# start of Dataset excerpts

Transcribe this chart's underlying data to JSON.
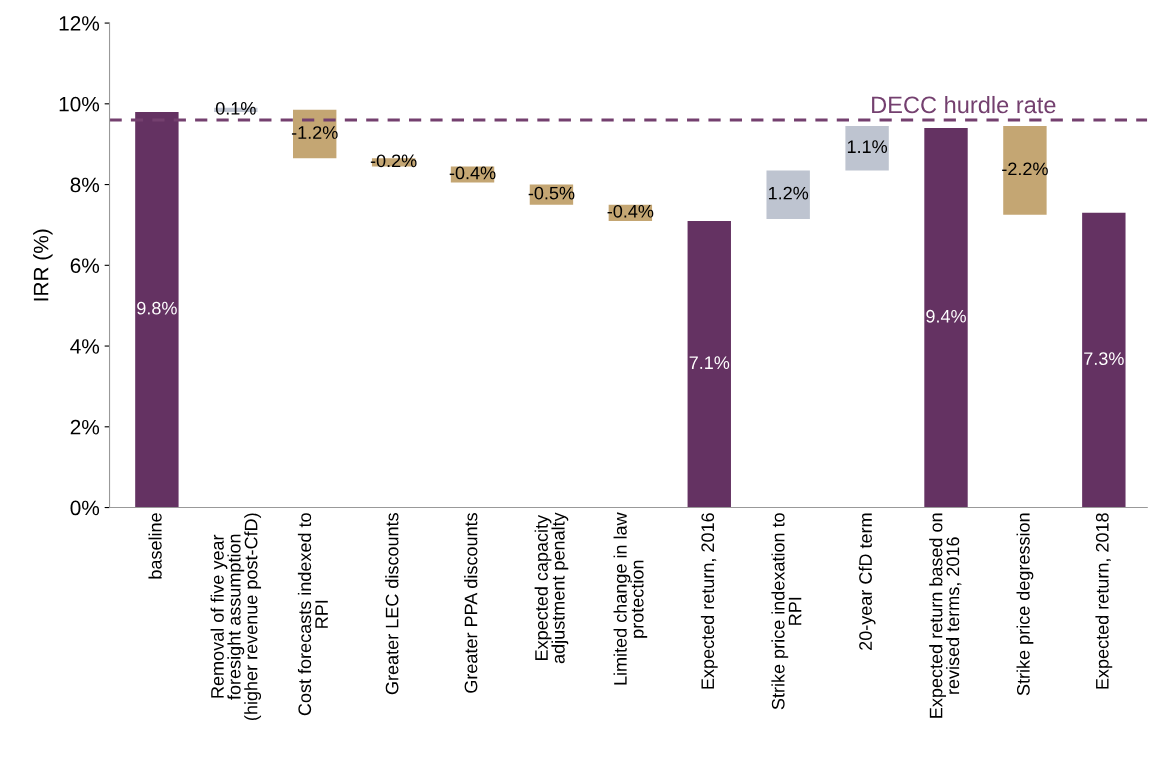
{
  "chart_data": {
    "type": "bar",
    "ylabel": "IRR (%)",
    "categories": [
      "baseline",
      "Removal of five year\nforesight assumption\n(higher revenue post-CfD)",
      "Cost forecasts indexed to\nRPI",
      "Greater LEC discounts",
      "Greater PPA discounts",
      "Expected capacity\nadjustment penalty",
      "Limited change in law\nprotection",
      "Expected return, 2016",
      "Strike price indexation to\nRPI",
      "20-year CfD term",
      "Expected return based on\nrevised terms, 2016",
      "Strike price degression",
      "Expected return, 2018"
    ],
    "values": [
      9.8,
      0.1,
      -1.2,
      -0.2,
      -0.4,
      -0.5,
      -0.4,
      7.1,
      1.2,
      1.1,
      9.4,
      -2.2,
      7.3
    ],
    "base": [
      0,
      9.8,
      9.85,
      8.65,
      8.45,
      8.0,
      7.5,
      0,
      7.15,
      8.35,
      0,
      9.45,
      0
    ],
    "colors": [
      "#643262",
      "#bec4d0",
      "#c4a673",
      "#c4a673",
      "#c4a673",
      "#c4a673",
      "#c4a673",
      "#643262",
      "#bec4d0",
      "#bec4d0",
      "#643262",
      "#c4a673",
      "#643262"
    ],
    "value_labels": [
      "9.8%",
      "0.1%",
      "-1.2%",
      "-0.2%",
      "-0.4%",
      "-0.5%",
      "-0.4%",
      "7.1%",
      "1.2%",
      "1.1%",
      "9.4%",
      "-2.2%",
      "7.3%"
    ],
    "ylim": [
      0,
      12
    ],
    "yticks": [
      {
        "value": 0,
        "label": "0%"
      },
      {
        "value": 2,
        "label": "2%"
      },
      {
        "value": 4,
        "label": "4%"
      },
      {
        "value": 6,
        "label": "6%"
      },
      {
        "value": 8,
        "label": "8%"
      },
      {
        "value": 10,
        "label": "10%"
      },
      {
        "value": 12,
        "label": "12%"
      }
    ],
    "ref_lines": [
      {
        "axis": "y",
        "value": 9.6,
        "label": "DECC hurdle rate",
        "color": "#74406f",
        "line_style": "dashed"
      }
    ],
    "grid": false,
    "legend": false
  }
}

# end of Dataset excerpts

### What the task requires
Using the records above, copy every line that has the word "Strike" in it.

### Task output
      "Strike price indexation to\nRPI",
      "Strike price degression",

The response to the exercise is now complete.